## [Task prompt]
Copy all records verbatim.

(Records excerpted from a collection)
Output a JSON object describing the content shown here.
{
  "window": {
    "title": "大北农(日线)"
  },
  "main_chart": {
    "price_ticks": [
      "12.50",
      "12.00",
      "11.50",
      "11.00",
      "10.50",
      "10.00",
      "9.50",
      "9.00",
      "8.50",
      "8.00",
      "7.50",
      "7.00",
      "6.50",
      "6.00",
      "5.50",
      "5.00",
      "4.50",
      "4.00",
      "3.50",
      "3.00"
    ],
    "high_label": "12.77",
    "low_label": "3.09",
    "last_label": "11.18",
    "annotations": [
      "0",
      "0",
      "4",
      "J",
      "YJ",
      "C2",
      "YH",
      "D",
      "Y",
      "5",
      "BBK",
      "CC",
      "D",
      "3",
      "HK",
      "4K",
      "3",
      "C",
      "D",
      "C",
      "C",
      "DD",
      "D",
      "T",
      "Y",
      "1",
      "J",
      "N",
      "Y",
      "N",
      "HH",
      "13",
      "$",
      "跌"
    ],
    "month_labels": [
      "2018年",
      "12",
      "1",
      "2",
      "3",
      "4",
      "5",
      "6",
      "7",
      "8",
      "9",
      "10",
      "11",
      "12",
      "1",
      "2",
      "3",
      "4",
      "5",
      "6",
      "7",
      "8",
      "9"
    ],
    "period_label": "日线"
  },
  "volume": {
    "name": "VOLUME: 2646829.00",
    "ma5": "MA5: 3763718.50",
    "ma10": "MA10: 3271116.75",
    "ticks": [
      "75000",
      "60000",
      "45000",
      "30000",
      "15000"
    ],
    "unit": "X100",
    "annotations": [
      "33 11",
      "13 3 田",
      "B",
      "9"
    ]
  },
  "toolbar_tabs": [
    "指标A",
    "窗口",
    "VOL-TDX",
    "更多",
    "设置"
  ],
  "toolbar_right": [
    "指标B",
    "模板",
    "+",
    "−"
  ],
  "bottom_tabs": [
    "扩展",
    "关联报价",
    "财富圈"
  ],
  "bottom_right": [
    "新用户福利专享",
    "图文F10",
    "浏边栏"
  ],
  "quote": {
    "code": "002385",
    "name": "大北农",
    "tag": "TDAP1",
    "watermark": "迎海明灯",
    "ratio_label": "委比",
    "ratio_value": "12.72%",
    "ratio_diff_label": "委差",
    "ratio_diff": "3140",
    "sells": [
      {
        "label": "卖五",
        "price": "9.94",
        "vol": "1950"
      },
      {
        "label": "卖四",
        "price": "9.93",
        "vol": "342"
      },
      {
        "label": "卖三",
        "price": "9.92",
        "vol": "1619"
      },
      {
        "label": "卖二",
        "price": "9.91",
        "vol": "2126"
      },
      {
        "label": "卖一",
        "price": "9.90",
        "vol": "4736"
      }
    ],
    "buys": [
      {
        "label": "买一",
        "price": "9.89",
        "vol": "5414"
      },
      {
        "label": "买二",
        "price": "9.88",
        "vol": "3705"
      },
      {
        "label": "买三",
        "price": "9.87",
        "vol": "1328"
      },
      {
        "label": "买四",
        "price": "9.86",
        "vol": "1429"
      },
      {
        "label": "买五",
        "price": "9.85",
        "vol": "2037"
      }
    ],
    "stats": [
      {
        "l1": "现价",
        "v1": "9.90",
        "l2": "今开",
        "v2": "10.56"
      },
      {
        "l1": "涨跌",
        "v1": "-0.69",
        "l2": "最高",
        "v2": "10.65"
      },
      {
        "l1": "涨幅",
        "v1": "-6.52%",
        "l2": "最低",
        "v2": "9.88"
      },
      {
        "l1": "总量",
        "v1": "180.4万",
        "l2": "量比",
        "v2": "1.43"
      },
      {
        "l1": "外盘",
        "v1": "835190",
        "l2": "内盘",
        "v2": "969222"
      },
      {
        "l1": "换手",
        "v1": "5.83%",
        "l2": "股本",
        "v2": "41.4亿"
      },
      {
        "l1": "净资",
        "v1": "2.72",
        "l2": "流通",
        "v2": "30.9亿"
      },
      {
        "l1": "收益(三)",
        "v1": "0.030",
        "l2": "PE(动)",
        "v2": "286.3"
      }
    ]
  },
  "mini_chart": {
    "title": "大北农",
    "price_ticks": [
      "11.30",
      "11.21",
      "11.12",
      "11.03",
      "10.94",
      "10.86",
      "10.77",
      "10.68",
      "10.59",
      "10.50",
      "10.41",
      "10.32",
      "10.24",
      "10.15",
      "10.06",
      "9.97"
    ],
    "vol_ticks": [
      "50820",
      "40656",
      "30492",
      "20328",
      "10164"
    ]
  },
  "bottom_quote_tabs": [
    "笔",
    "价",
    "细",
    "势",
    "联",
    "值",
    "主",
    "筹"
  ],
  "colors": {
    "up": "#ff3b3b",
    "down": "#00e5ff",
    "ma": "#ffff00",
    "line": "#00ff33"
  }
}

## [The answer]
Output a JSON object describing the content shown here.
{
  "window": {
    "title": "大北农(日线)"
  },
  "main_chart": {
    "price_ticks": [
      "12.50",
      "12.00",
      "11.50",
      "11.00",
      "10.50",
      "10.00",
      "9.50",
      "9.00",
      "8.50",
      "8.00",
      "7.50",
      "7.00",
      "6.50",
      "6.00",
      "5.50",
      "5.00",
      "4.50",
      "4.00",
      "3.50",
      "3.00"
    ],
    "high_label": "12.77",
    "low_label": "3.09",
    "last_label": "11.18",
    "annotations": [
      "0",
      "0",
      "4",
      "J",
      "YJ",
      "C2",
      "YH",
      "D",
      "Y",
      "5",
      "BBK",
      "CC",
      "D",
      "3",
      "HK",
      "4K",
      "3",
      "C",
      "D",
      "C",
      "C",
      "DD",
      "D",
      "T",
      "Y",
      "1",
      "J",
      "N",
      "Y",
      "N",
      "HH",
      "13",
      "$",
      "跌"
    ],
    "month_labels": [
      "2018年",
      "12",
      "1",
      "2",
      "3",
      "4",
      "5",
      "6",
      "7",
      "8",
      "9",
      "10",
      "11",
      "12",
      "1",
      "2",
      "3",
      "4",
      "5",
      "6",
      "7",
      "8",
      "9"
    ],
    "period_label": "日线"
  },
  "volume": {
    "name": "VOLUME: 2646829.00",
    "ma5": "MA5: 3763718.50",
    "ma10": "MA10: 3271116.75",
    "ticks": [
      "75000",
      "60000",
      "45000",
      "30000",
      "15000"
    ],
    "unit": "X100",
    "annotations": [
      "33 11",
      "13 3 田",
      "B",
      "9"
    ]
  },
  "toolbar_tabs": [
    "指标A",
    "窗口",
    "VOL-TDX",
    "更多",
    "设置"
  ],
  "toolbar_right": [
    "指标B",
    "模板",
    "+",
    "−"
  ],
  "bottom_tabs": [
    "扩展",
    "关联报价",
    "财富圈"
  ],
  "bottom_right": [
    "新用户福利专享",
    "图文F10",
    "浏边栏"
  ],
  "quote": {
    "code": "002385",
    "name": "大北农",
    "tag": "TDAP1",
    "watermark": "迎海明灯",
    "ratio_label": "委比",
    "ratio_value": "12.72%",
    "ratio_diff_label": "委差",
    "ratio_diff": "3140",
    "sells": [
      {
        "label": "卖五",
        "price": "9.94",
        "vol": "1950"
      },
      {
        "label": "卖四",
        "price": "9.93",
        "vol": "342"
      },
      {
        "label": "卖三",
        "price": "9.92",
        "vol": "1619"
      },
      {
        "label": "卖二",
        "price": "9.91",
        "vol": "2126"
      },
      {
        "label": "卖一",
        "price": "9.90",
        "vol": "4736"
      }
    ],
    "buys": [
      {
        "label": "买一",
        "price": "9.89",
        "vol": "5414"
      },
      {
        "label": "买二",
        "price": "9.88",
        "vol": "3705"
      },
      {
        "label": "买三",
        "price": "9.87",
        "vol": "1328"
      },
      {
        "label": "买四",
        "price": "9.86",
        "vol": "1429"
      },
      {
        "label": "买五",
        "price": "9.85",
        "vol": "2037"
      }
    ],
    "stats": [
      {
        "l1": "现价",
        "v1": "9.90",
        "l2": "今开",
        "v2": "10.56"
      },
      {
        "l1": "涨跌",
        "v1": "-0.69",
        "l2": "最高",
        "v2": "10.65"
      },
      {
        "l1": "涨幅",
        "v1": "-6.52%",
        "l2": "最低",
        "v2": "9.88"
      },
      {
        "l1": "总量",
        "v1": "180.4万",
        "l2": "量比",
        "v2": "1.43"
      },
      {
        "l1": "外盘",
        "v1": "835190",
        "l2": "内盘",
        "v2": "969222"
      },
      {
        "l1": "换手",
        "v1": "5.83%",
        "l2": "股本",
        "v2": "41.4亿"
      },
      {
        "l1": "净资",
        "v1": "2.72",
        "l2": "流通",
        "v2": "30.9亿"
      },
      {
        "l1": "收益(三)",
        "v1": "0.030",
        "l2": "PE(动)",
        "v2": "286.3"
      }
    ]
  },
  "mini_chart": {
    "title": "大北农",
    "price_ticks": [
      "11.30",
      "11.21",
      "11.12",
      "11.03",
      "10.94",
      "10.86",
      "10.77",
      "10.68",
      "10.59",
      "10.50",
      "10.41",
      "10.32",
      "10.24",
      "10.15",
      "10.06",
      "9.97"
    ],
    "vol_ticks": [
      "50820",
      "40656",
      "30492",
      "20328",
      "10164"
    ]
  },
  "bottom_quote_tabs": [
    "笔",
    "价",
    "细",
    "势",
    "联",
    "值",
    "主",
    "筹"
  ],
  "colors": {
    "up": "#ff3b3b",
    "down": "#00e5ff",
    "ma": "#ffff00",
    "line": "#00ff33"
  }
}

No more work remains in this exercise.